• _What you need to do_: Your answer must be the full listing below, restated word for word, with no pictures in it.

____

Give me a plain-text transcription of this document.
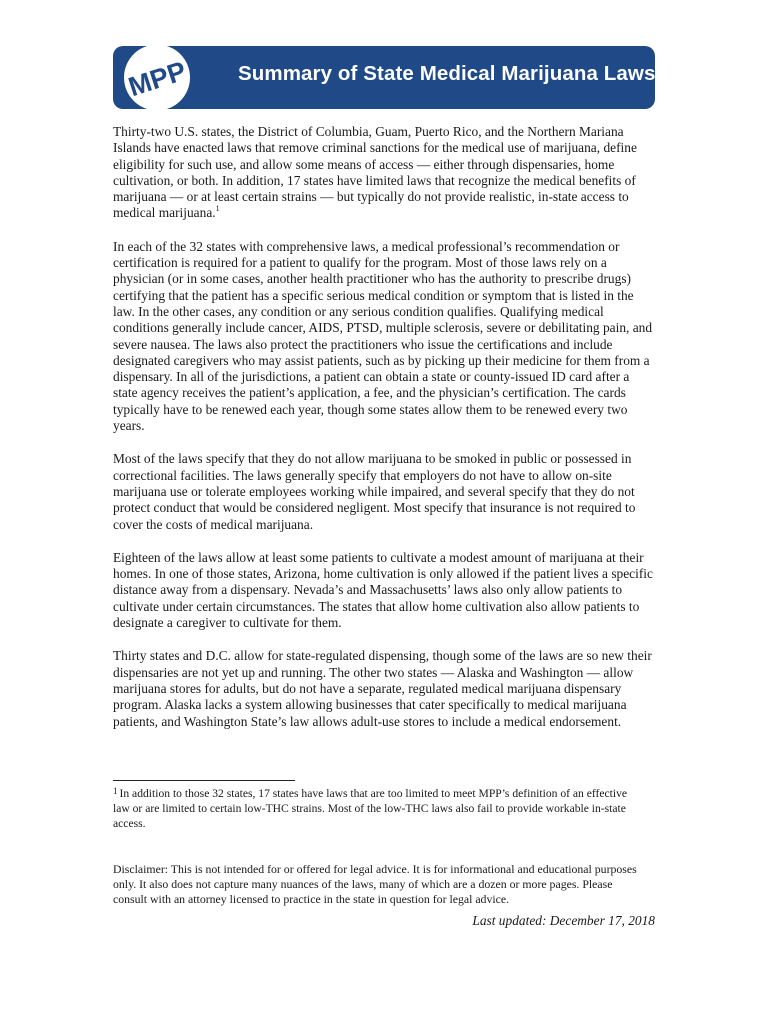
MPP Summary of State Medical Marijuana Laws

Thirty-two U.S. states, the District of Columbia, Guam, Puerto Rico, and the Northern Mariana Islands have enacted laws that remove criminal sanctions for the medical use of marijuana, define eligibility for such use, and allow some means of access — either through dispensaries, home cultivation, or both. In addition, 17 states have limited laws that recognize the medical benefits of marijuana — or at least certain strains — but typically do not provide realistic, in-state access to medical marijuana.$^1$

In each of the 32 states with comprehensive laws, a medical professional’s recommendation or certification is required for a patient to qualify for the program. Most of those laws rely on a physician (or in some cases, another health practitioner who has the authority to prescribe drugs) certifying that the patient has a specific serious medical condition or symptom that is listed in the law. In the other cases, any condition or any serious condition qualifies. Qualifying medical conditions generally include cancer, AIDS, PTSD, multiple sclerosis, severe or debilitating pain, and severe nausea. The laws also protect the practitioners who issue the certifications and include designated caregivers who may assist patients, such as by picking up their medicine for them from a dispensary. In all of the jurisdictions, a patient can obtain a state or county-issued ID card after a state agency receives the patient’s application, a fee, and the physician’s certification. The cards typically have to be renewed each year, though some states allow them to be renewed every two years.

Most of the laws specify that they do not allow marijuana to be smoked in public or possessed in correctional facilities. The laws generally specify that employers do not have to allow on-site marijuana use or tolerate employees working while impaired, and several specify that they do not protect conduct that would be considered negligent. Most specify that insurance is not required to cover the costs of medical marijuana.

Eighteen of the laws allow at least some patients to cultivate a modest amount of marijuana at their homes. In one of those states, Arizona, home cultivation is only allowed if the patient lives a specific distance away from a dispensary. Nevada’s and Massachusetts’ laws also only allow patients to cultivate under certain circumstances. The states that allow home cultivation also allow patients to designate a caregiver to cultivate for them.

Thirty states and D.C. allow for state-regulated dispensing, though some of the laws are so new their dispensaries are not yet up and running. The other two states — Alaska and Washington — allow marijuana stores for adults, but do not have a separate, regulated medical marijuana dispensary program. Alaska lacks a system allowing businesses that cater specifically to medical marijuana patients, and Washington State’s law allows adult-use stores to include a medical endorsement.

$^1$ In addition to those 32 states, 17 states have laws that are too limited to meet MPP’s definition of an effective law or are limited to certain low-THC strains. Most of the low-THC laws also fail to provide workable in-state access.
Disclaimer: This is not intended for or offered for legal advice. It is for informational and educational purposes only. It also does not capture many nuances of the laws, many of which are a dozen or more pages. Please consult with an attorney licensed to practice in the state in question for legal advice.
Last updated: December 17, 2018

____

• _Written answer_:
Give me a plain-text transcription of this document.
MPP Summary of State Medical Marijuana Laws

Thirty-two U.S. states, the District of Columbia, Guam, Puerto Rico, and the Northern Mariana Islands have enacted laws that remove criminal sanctions for the medical use of marijuana, define eligibility for such use, and allow some means of access — either through dispensaries, home cultivation, or both. In addition, 17 states have limited laws that recognize the medical benefits of marijuana — or at least certain strains — but typically do not provide realistic, in-state access to medical marijuana.$^1$

In each of the 32 states with comprehensive laws, a medical professional’s recommendation or certification is required for a patient to qualify for the program. Most of those laws rely on a physician (or in some cases, another health practitioner who has the authority to prescribe drugs) certifying that the patient has a specific serious medical condition or symptom that is listed in the law. In the other cases, any condition or any serious condition qualifies. Qualifying medical conditions generally include cancer, AIDS, PTSD, multiple sclerosis, severe or debilitating pain, and severe nausea. The laws also protect the practitioners who issue the certifications and include designated caregivers who may assist patients, such as by picking up their medicine for them from a dispensary. In all of the jurisdictions, a patient can obtain a state or county-issued ID card after a state agency receives the patient’s application, a fee, and the physician’s certification. The cards typically have to be renewed each year, though some states allow them to be renewed every two years.

Most of the laws specify that they do not allow marijuana to be smoked in public or possessed in correctional facilities. The laws generally specify that employers do not have to allow on-site marijuana use or tolerate employees working while impaired, and several specify that they do not protect conduct that would be considered negligent. Most specify that insurance is not required to cover the costs of medical marijuana.

Eighteen of the laws allow at least some patients to cultivate a modest amount of marijuana at their homes. In one of those states, Arizona, home cultivation is only allowed if the patient lives a specific distance away from a dispensary. Nevada’s and Massachusetts’ laws also only allow patients to cultivate under certain circumstances. The states that allow home cultivation also allow patients to designate a caregiver to cultivate for them.

Thirty states and D.C. allow for state-regulated dispensing, though some of the laws are so new their dispensaries are not yet up and running. The other two states — Alaska and Washington — allow marijuana stores for adults, but do not have a separate, regulated medical marijuana dispensary program. Alaska lacks a system allowing businesses that cater specifically to medical marijuana patients, and Washington State’s law allows adult-use stores to include a medical endorsement.

$^1$ In addition to those 32 states, 17 states have laws that are too limited to meet MPP’s definition of an effective law or are limited to certain low-THC strains. Most of the low-THC laws also fail to provide workable in-state access.
Disclaimer: This is not intended for or offered for legal advice. It is for informational and educational purposes only. It also does not capture many nuances of the laws, many of which are a dozen or more pages. Please consult with an attorney licensed to practice in the state in question for legal advice.
Last updated: December 17, 2018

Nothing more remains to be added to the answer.